start

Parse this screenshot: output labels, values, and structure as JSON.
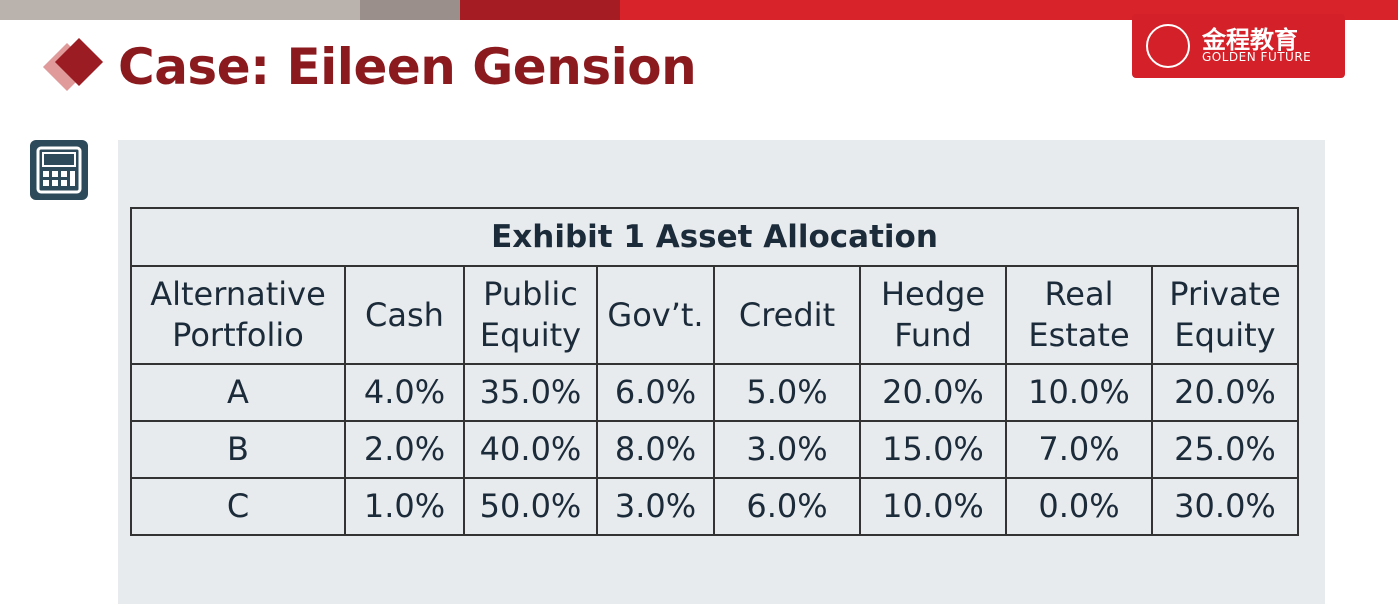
{
  "header": {
    "title": "Case: Eileen Gension",
    "logo_cn": "金程教育",
    "logo_en": "GOLDEN FUTURE"
  },
  "table": {
    "title": "Exhibit 1 Asset Allocation",
    "columns": [
      "Alternative Portfolio",
      "Cash",
      "Public Equity",
      "Gov’t.",
      "Credit",
      "Hedge Fund",
      "Real Estate",
      "Private Equity"
    ],
    "rows": [
      [
        "A",
        "4.0%",
        "35.0%",
        "6.0%",
        "5.0%",
        "20.0%",
        "10.0%",
        "20.0%"
      ],
      [
        "B",
        "2.0%",
        "40.0%",
        "8.0%",
        "3.0%",
        "15.0%",
        "7.0%",
        "25.0%"
      ],
      [
        "C",
        "1.0%",
        "50.0%",
        "3.0%",
        "6.0%",
        "10.0%",
        "0.0%",
        "30.0%"
      ]
    ]
  }
}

end

#### WORK TO COMPLETE:
Give back all entries exactly. No pictures belong in the copy.

#### RESULT OF THE TASK:
Parse this screenshot: output labels, values, and structure as JSON.
{
  "header": {
    "title": "Case: Eileen Gension",
    "logo_cn": "金程教育",
    "logo_en": "GOLDEN FUTURE"
  },
  "table": {
    "title": "Exhibit 1 Asset Allocation",
    "columns": [
      "Alternative Portfolio",
      "Cash",
      "Public Equity",
      "Gov’t.",
      "Credit",
      "Hedge Fund",
      "Real Estate",
      "Private Equity"
    ],
    "rows": [
      [
        "A",
        "4.0%",
        "35.0%",
        "6.0%",
        "5.0%",
        "20.0%",
        "10.0%",
        "20.0%"
      ],
      [
        "B",
        "2.0%",
        "40.0%",
        "8.0%",
        "3.0%",
        "15.0%",
        "7.0%",
        "25.0%"
      ],
      [
        "C",
        "1.0%",
        "50.0%",
        "3.0%",
        "6.0%",
        "10.0%",
        "0.0%",
        "30.0%"
      ]
    ]
  }
}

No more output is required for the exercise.